Task directions.
Retype the whole listing, please, keeping every line exact and dropping the pictures.

╔══

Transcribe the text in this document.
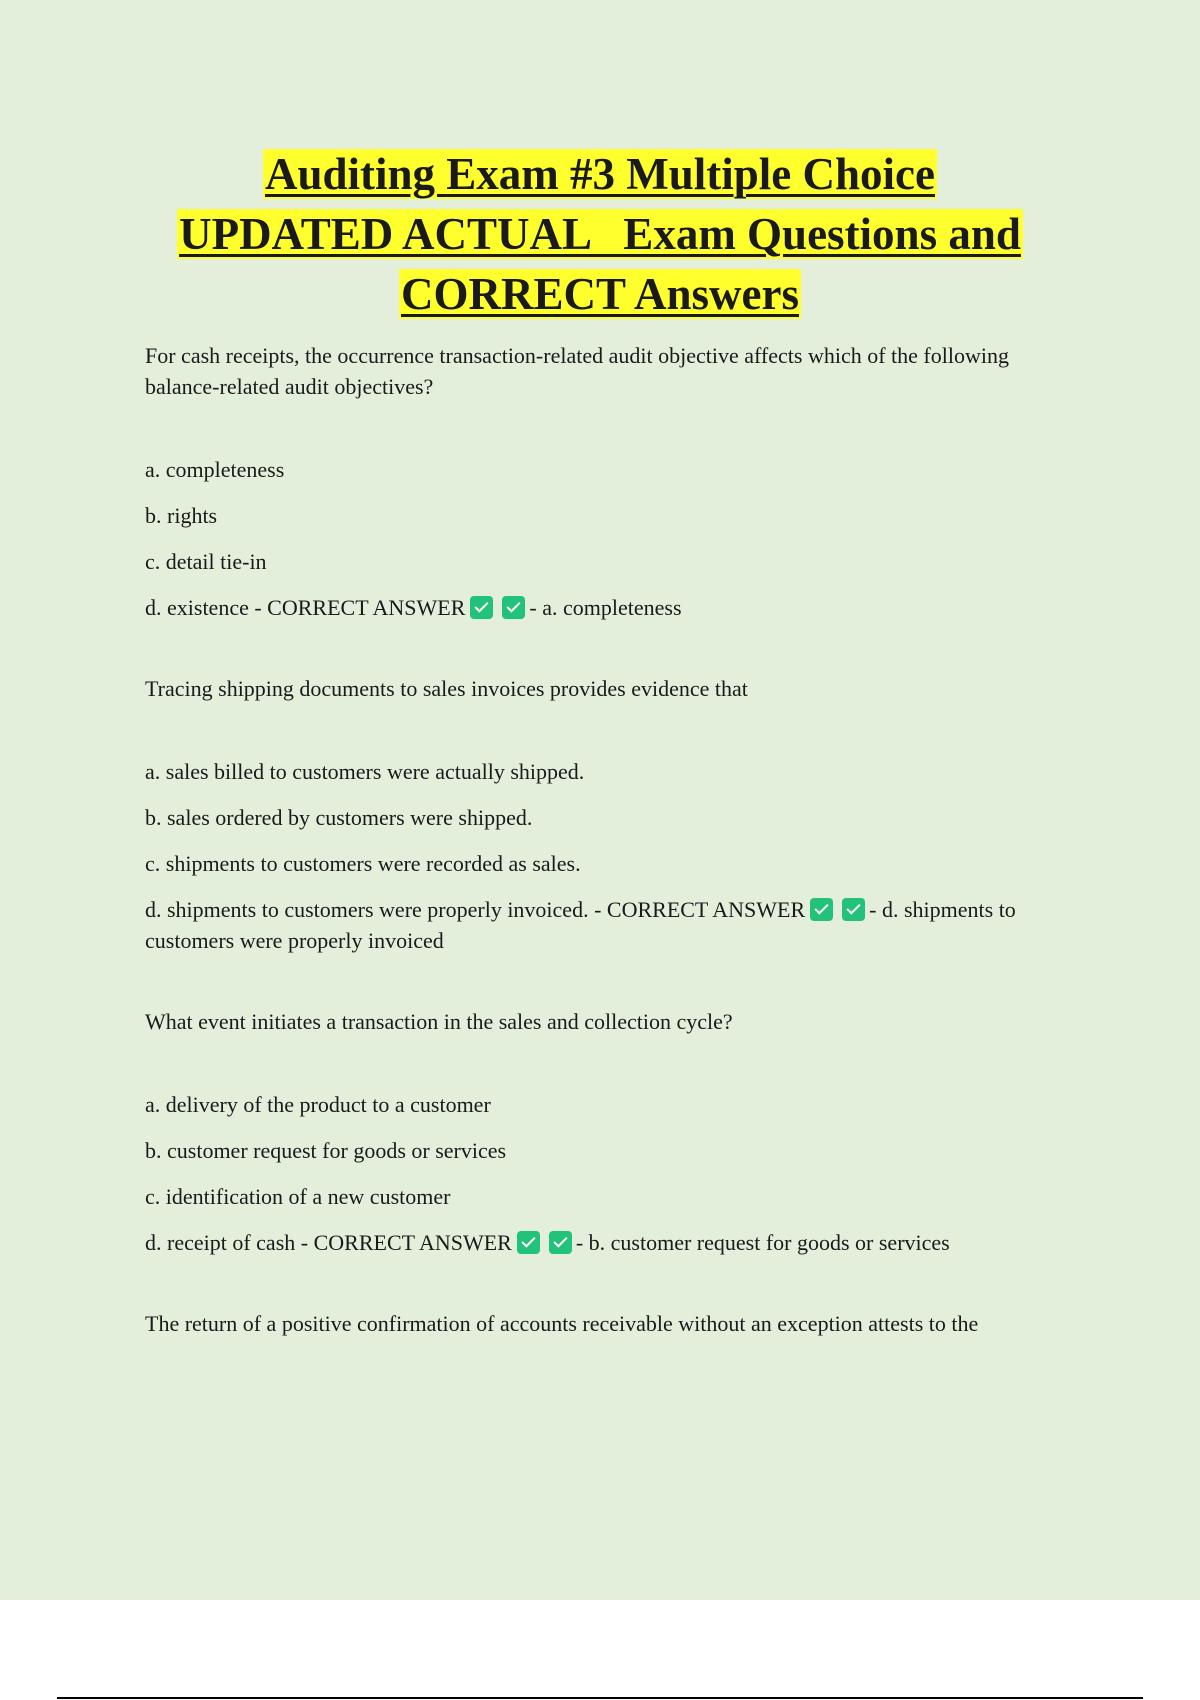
Auditing Exam #3 Multiple Choice
UPDATED ACTUAL   Exam Questions and
CORRECT Answers

For cash receipts, the occurrence transaction-related audit objective affects which of the following balance-related audit objectives?

a. completeness

b. rights

c. detail tie-in

d. existence - CORRECT ANSWER	- a. completeness

Tracing shipping documents to sales invoices provides evidence that

a. sales billed to customers were actually shipped.

b. sales ordered by customers were shipped.

c. shipments to customers were recorded as sales.

d. shipments to customers were properly invoiced. - CORRECT ANSWER	- d. shipments to customers were properly invoiced

What event initiates a transaction in the sales and collection cycle?

a. delivery of the product to a customer

b. customer request for goods or services

c. identification of a new customer

d. receipt of cash - CORRECT ANSWER	- b. customer request for goods or services

The return of a positive confirmation of accounts receivable without an exception attests to the
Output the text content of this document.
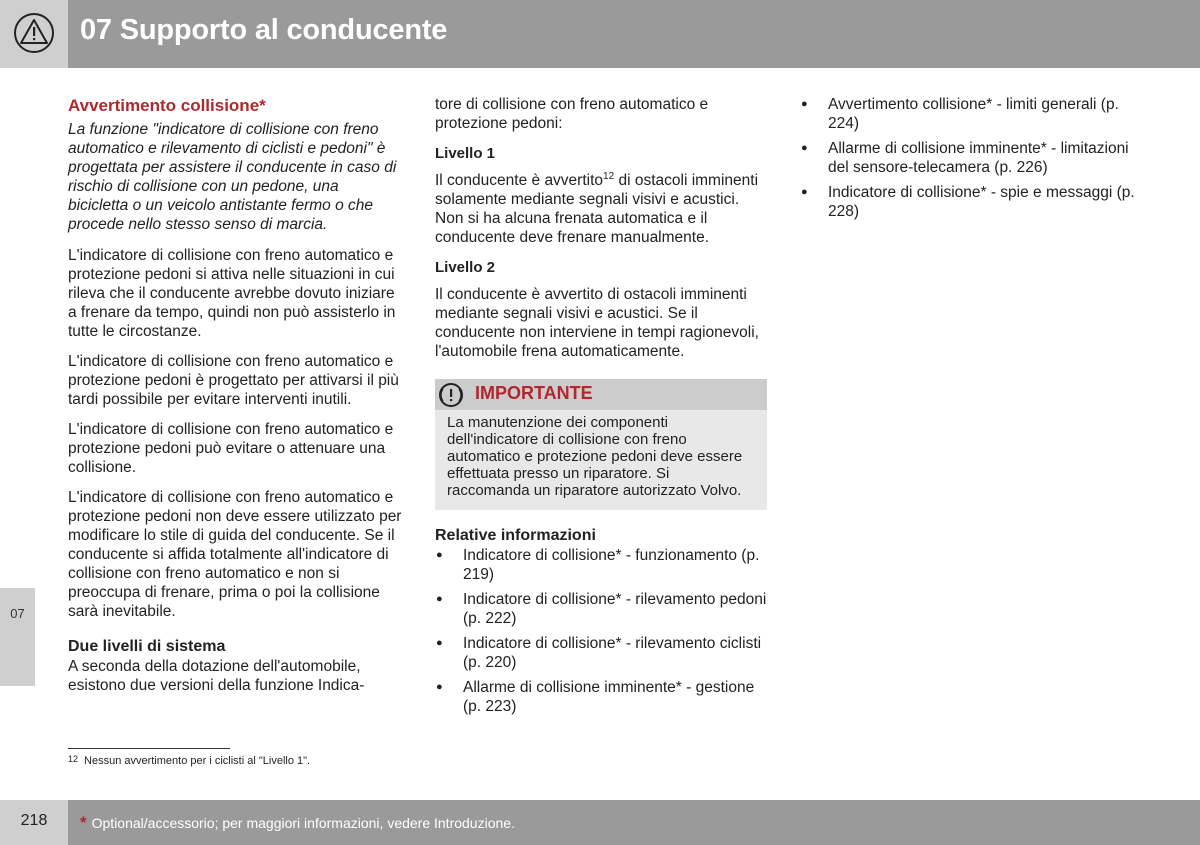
07 Supporto al conducente
07
Avvertimento collisione*

La funzione "indicatore di collisione con freno automatico e rilevamento di ciclisti e pedoni" è progettata per assistere il conducente in caso di rischio di collisione con un pedone, una bicicletta o un veicolo antistante fermo o che procede nello stesso senso di marcia.

L'indicatore di collisione con freno automatico e protezione pedoni si attiva nelle situazioni in cui rileva che il conducente avrebbe dovuto iniziare a frenare da tempo, quindi non può assisterlo in tutte le circostanze.

L'indicatore di collisione con freno automatico e protezione pedoni è progettato per attivarsi il più tardi possibile per evitare interventi inutili.

L'indicatore di collisione con freno automatico e protezione pedoni può evitare o attenuare una collisione.

L'indicatore di collisione con freno automatico e protezione pedoni non deve essere utilizzato per modificare lo stile di guida del conducente. Se il conducente si affida totalmente all'indicatore di collisione con freno automatico e non si preoccupa di frenare, prima o poi la collisione sarà inevitabile.

Due livelli di sistema

A seconda della dotazione dell'automobile, esistono due versioni della funzione Indica-

tore di collisione con freno automatico e protezione pedoni:

Livello 1

Il conducente è avvertito$^{12}$ di ostacoli imminenti solamente mediante segnali visivi e acustici. Non si ha alcuna frenata automatica e il conducente deve frenare manualmente.

Livello 2

Il conducente è avvertito di ostacoli imminenti mediante segnali visivi e acustici. Se il conducente non interviene in tempi ragionevoli, l'automobile frena automaticamente.

IMPORTANTE
La manutenzione dei componenti dell'indicatore di collisione con freno automatico e protezione pedoni deve essere effettuata presso un riparatore. Si raccomanda un riparatore autorizzato Volvo.
Relative informazioni
● Indicatore di collisione* - funzionamento (p. 219)
● Indicatore di collisione* - rilevamento pedoni (p. 222)
● Indicatore di collisione* - rilevamento ciclisti (p. 220)
● Allarme di collisione imminente* - gestione (p. 223)
● Avvertimento collisione* - limiti generali (p. 224)
● Allarme di collisione imminente* - limitazioni del sensore-telecamera (p. 226)
● Indicatore di collisione* - spie e messaggi (p. 228)
$^{12}$ Nessun avvertimento per i ciclisti al "Livello 1".
218	* Optional/accessorio; per maggiori informazioni, vedere Introduzione.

╚══

Written answer.
Transcribe the text in this document.
Auditing Exam #3 Multiple Choice
UPDATED ACTUAL   Exam Questions and
CORRECT Answers

For cash receipts, the occurrence transaction-related audit objective affects which of the following balance-related audit objectives?

a. completeness

b. rights

c. detail tie-in

d. existence - CORRECT ANSWER	- a. completeness

Tracing shipping documents to sales invoices provides evidence that

a. sales billed to customers were actually shipped.

b. sales ordered by customers were shipped.

c. shipments to customers were recorded as sales.

d. shipments to customers were properly invoiced. - CORRECT ANSWER	- d. shipments to customers were properly invoiced

What event initiates a transaction in the sales and collection cycle?

a. delivery of the product to a customer

b. customer request for goods or services

c. identification of a new customer

d. receipt of cash - CORRECT ANSWER	- b. customer request for goods or services

The return of a positive confirmation of accounts receivable without an exception attests to the
Output the text content of this document.
07 Supporto al conducente
07
Avvertimento collisione*

La funzione "indicatore di collisione con freno automatico e rilevamento di ciclisti e pedoni" è progettata per assistere il conducente in caso di rischio di collisione con un pedone, una bicicletta o un veicolo antistante fermo o che procede nello stesso senso di marcia.

L'indicatore di collisione con freno automatico e protezione pedoni si attiva nelle situazioni in cui rileva che il conducente avrebbe dovuto iniziare a frenare da tempo, quindi non può assisterlo in tutte le circostanze.

L'indicatore di collisione con freno automatico e protezione pedoni è progettato per attivarsi il più tardi possibile per evitare interventi inutili.

L'indicatore di collisione con freno automatico e protezione pedoni può evitare o attenuare una collisione.

L'indicatore di collisione con freno automatico e protezione pedoni non deve essere utilizzato per modificare lo stile di guida del conducente. Se il conducente si affida totalmente all'indicatore di collisione con freno automatico e non si preoccupa di frenare, prima o poi la collisione sarà inevitabile.

Due livelli di sistema

A seconda della dotazione dell'automobile, esistono due versioni della funzione Indica-

tore di collisione con freno automatico e protezione pedoni:

Livello 1

Il conducente è avvertito$^{12}$ di ostacoli imminenti solamente mediante segnali visivi e acustici. Non si ha alcuna frenata automatica e il conducente deve frenare manualmente.

Livello 2

Il conducente è avvertito di ostacoli imminenti mediante segnali visivi e acustici. Se il conducente non interviene in tempi ragionevoli, l'automobile frena automaticamente.

IMPORTANTE
La manutenzione dei componenti dell'indicatore di collisione con freno automatico e protezione pedoni deve essere effettuata presso un riparatore. Si raccomanda un riparatore autorizzato Volvo.
Relative informazioni
● Indicatore di collisione* - funzionamento (p. 219)
● Indicatore di collisione* - rilevamento pedoni (p. 222)
● Indicatore di collisione* - rilevamento ciclisti (p. 220)
● Allarme di collisione imminente* - gestione (p. 223)
● Avvertimento collisione* - limiti generali (p. 224)
● Allarme di collisione imminente* - limitazioni del sensore-telecamera (p. 226)
● Indicatore di collisione* - spie e messaggi (p. 228)
$^{12}$ Nessun avvertimento per i ciclisti al "Livello 1".
218	* Optional/accessorio; per maggiori informazioni, vedere Introduzione.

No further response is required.